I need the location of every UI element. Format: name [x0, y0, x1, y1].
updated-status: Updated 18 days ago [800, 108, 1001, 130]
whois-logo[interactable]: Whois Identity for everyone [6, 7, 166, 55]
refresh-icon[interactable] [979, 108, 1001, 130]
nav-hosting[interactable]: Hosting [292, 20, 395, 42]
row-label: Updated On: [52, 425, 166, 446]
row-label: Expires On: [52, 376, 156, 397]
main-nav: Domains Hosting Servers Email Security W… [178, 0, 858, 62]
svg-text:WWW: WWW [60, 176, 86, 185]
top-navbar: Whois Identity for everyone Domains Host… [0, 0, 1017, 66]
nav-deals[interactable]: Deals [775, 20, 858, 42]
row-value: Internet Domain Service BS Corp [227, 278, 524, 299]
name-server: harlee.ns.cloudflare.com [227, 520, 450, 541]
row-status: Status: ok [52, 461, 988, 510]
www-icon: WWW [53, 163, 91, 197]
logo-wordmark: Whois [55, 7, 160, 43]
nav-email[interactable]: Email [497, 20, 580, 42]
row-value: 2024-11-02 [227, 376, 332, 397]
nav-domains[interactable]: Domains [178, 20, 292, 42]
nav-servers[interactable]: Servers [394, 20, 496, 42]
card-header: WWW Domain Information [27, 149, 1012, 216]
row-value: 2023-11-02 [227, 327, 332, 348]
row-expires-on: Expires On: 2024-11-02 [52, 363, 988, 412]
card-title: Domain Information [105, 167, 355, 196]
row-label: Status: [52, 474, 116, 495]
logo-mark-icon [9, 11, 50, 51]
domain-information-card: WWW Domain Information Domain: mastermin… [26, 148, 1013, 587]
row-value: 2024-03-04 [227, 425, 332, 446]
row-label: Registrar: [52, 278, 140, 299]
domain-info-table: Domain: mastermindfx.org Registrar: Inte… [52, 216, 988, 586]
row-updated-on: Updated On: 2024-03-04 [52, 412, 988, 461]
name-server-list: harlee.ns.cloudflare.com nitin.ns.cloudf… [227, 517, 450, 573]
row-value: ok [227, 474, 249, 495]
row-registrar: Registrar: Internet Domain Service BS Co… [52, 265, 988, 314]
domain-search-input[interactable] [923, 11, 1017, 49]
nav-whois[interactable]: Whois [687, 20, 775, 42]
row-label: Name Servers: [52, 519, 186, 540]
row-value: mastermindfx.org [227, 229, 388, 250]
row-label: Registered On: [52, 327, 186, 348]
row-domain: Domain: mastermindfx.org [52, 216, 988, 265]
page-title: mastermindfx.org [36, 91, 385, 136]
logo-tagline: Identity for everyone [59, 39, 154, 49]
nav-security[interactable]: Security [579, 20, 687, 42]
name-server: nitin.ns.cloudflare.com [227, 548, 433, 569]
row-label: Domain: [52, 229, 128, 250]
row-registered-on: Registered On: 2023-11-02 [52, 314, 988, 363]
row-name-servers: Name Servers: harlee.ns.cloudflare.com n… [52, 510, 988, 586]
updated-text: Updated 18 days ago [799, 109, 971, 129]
______
→ **SET EXERCISE**: Rewrite every line of the records above, replacing each "row-value" with "field-value" and keeping everything else unchanged.

→ **ANSWER FOR THE TASK**:
I need the location of every UI element. Format: name [x0, y0, x1, y1].
updated-status: Updated 18 days ago [800, 108, 1001, 130]
whois-logo[interactable]: Whois Identity for everyone [6, 7, 166, 55]
refresh-icon[interactable] [979, 108, 1001, 130]
nav-hosting[interactable]: Hosting [292, 20, 395, 42]
row-label: Updated On: [52, 425, 166, 446]
row-label: Expires On: [52, 376, 156, 397]
main-nav: Domains Hosting Servers Email Security W… [178, 0, 858, 62]
svg-text:WWW: WWW [60, 176, 86, 185]
top-navbar: Whois Identity for everyone Domains Host… [0, 0, 1017, 66]
nav-deals[interactable]: Deals [775, 20, 858, 42]
field-value: Internet Domain Service BS Corp [227, 278, 524, 299]
name-server: harlee.ns.cloudflare.com [227, 520, 450, 541]
row-status: Status: ok [52, 461, 988, 510]
www-icon: WWW [53, 163, 91, 197]
logo-wordmark: Whois [55, 7, 160, 43]
nav-email[interactable]: Email [497, 20, 580, 42]
field-value: 2024-11-02 [227, 376, 332, 397]
nav-domains[interactable]: Domains [178, 20, 292, 42]
nav-servers[interactable]: Servers [394, 20, 496, 42]
card-header: WWW Domain Information [27, 149, 1012, 216]
field-value: 2023-11-02 [227, 327, 332, 348]
row-expires-on: Expires On: 2024-11-02 [52, 363, 988, 412]
card-title: Domain Information [105, 167, 355, 196]
row-label: Status: [52, 474, 116, 495]
logo-mark-icon [9, 11, 50, 51]
domain-information-card: WWW Domain Information Domain: mastermin… [26, 148, 1013, 587]
field-value: 2024-03-04 [227, 425, 332, 446]
row-label: Registrar: [52, 278, 140, 299]
domain-info-table: Domain: mastermindfx.org Registrar: Inte… [52, 216, 988, 586]
row-updated-on: Updated On: 2024-03-04 [52, 412, 988, 461]
name-server-list: harlee.ns.cloudflare.com nitin.ns.cloudf… [227, 517, 450, 573]
field-value: ok [227, 474, 249, 495]
row-registrar: Registrar: Internet Domain Service BS Co… [52, 265, 988, 314]
domain-search-input[interactable] [923, 11, 1017, 49]
nav-whois[interactable]: Whois [687, 20, 775, 42]
row-label: Name Servers: [52, 519, 186, 540]
field-value: mastermindfx.org [227, 229, 388, 250]
row-label: Registered On: [52, 327, 186, 348]
row-domain: Domain: mastermindfx.org [52, 216, 988, 265]
page-title: mastermindfx.org [36, 91, 385, 136]
logo-tagline: Identity for everyone [59, 39, 154, 49]
nav-security[interactable]: Security [579, 20, 687, 42]
name-server: nitin.ns.cloudflare.com [227, 548, 433, 569]
row-label: Domain: [52, 229, 128, 250]
row-registered-on: Registered On: 2023-11-02 [52, 314, 988, 363]
row-name-servers: Name Servers: harlee.ns.cloudflare.com n… [52, 510, 988, 586]
updated-text: Updated 18 days ago [799, 109, 971, 129]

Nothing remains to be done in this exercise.